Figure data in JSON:
<<<<
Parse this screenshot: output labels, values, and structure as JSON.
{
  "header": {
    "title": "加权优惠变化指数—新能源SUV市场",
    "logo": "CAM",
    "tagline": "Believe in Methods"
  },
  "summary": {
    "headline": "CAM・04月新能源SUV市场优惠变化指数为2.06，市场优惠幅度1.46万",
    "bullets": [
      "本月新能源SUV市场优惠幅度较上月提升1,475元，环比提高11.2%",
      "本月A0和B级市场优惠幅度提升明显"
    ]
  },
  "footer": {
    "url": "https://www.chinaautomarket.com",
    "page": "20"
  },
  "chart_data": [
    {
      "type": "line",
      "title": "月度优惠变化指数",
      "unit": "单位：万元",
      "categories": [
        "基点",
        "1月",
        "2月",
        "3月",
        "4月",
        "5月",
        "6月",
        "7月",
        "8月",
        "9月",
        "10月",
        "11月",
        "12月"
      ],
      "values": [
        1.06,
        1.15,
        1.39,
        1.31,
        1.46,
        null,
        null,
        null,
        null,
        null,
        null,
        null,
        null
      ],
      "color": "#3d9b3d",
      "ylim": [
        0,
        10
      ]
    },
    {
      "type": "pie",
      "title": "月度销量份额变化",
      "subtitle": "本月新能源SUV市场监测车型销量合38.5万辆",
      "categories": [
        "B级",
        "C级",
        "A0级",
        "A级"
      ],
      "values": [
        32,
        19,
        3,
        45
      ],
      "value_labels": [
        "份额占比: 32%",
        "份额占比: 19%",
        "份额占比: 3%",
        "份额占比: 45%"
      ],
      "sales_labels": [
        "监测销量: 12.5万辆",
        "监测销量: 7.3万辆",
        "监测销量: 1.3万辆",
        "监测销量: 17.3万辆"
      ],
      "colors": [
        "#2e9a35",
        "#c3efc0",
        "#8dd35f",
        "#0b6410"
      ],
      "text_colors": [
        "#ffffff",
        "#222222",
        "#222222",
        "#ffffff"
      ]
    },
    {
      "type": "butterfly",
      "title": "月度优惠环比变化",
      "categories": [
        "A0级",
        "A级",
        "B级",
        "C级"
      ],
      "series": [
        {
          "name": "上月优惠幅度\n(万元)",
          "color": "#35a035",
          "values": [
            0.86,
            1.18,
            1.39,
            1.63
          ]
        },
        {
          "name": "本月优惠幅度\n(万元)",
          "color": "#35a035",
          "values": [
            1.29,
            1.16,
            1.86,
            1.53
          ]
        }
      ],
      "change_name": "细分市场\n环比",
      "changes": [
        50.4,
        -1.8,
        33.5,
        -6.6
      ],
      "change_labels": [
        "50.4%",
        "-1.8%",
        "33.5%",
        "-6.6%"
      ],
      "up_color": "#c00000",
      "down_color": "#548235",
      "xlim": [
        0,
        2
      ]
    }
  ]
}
>>>>
Repeat the listing above without any change.

Result of the task:
Parse this screenshot: output labels, values, and structure as JSON.
{
  "header": {
    "title": "加权优惠变化指数—新能源SUV市场",
    "logo": "CAM",
    "tagline": "Believe in Methods"
  },
  "summary": {
    "headline": "CAM・04月新能源SUV市场优惠变化指数为2.06，市场优惠幅度1.46万",
    "bullets": [
      "本月新能源SUV市场优惠幅度较上月提升1,475元，环比提高11.2%",
      "本月A0和B级市场优惠幅度提升明显"
    ]
  },
  "footer": {
    "url": "https://www.chinaautomarket.com",
    "page": "20"
  },
  "chart_data": [
    {
      "type": "line",
      "title": "月度优惠变化指数",
      "unit": "单位：万元",
      "categories": [
        "基点",
        "1月",
        "2月",
        "3月",
        "4月",
        "5月",
        "6月",
        "7月",
        "8月",
        "9月",
        "10月",
        "11月",
        "12月"
      ],
      "values": [
        1.06,
        1.15,
        1.39,
        1.31,
        1.46,
        null,
        null,
        null,
        null,
        null,
        null,
        null,
        null
      ],
      "color": "#3d9b3d",
      "ylim": [
        0,
        10
      ]
    },
    {
      "type": "pie",
      "title": "月度销量份额变化",
      "subtitle": "本月新能源SUV市场监测车型销量合38.5万辆",
      "categories": [
        "B级",
        "C级",
        "A0级",
        "A级"
      ],
      "values": [
        32,
        19,
        3,
        45
      ],
      "value_labels": [
        "份额占比: 32%",
        "份额占比: 19%",
        "份额占比: 3%",
        "份额占比: 45%"
      ],
      "sales_labels": [
        "监测销量: 12.5万辆",
        "监测销量: 7.3万辆",
        "监测销量: 1.3万辆",
        "监测销量: 17.3万辆"
      ],
      "colors": [
        "#2e9a35",
        "#c3efc0",
        "#8dd35f",
        "#0b6410"
      ],
      "text_colors": [
        "#ffffff",
        "#222222",
        "#222222",
        "#ffffff"
      ]
    },
    {
      "type": "butterfly",
      "title": "月度优惠环比变化",
      "categories": [
        "A0级",
        "A级",
        "B级",
        "C级"
      ],
      "series": [
        {
          "name": "上月优惠幅度\n(万元)",
          "color": "#35a035",
          "values": [
            0.86,
            1.18,
            1.39,
            1.63
          ]
        },
        {
          "name": "本月优惠幅度\n(万元)",
          "color": "#35a035",
          "values": [
            1.29,
            1.16,
            1.86,
            1.53
          ]
        }
      ],
      "change_name": "细分市场\n环比",
      "changes": [
        50.4,
        -1.8,
        33.5,
        -6.6
      ],
      "change_labels": [
        "50.4%",
        "-1.8%",
        "33.5%",
        "-6.6%"
      ],
      "up_color": "#c00000",
      "down_color": "#548235",
      "xlim": [
        0,
        2
      ]
    }
  ]
}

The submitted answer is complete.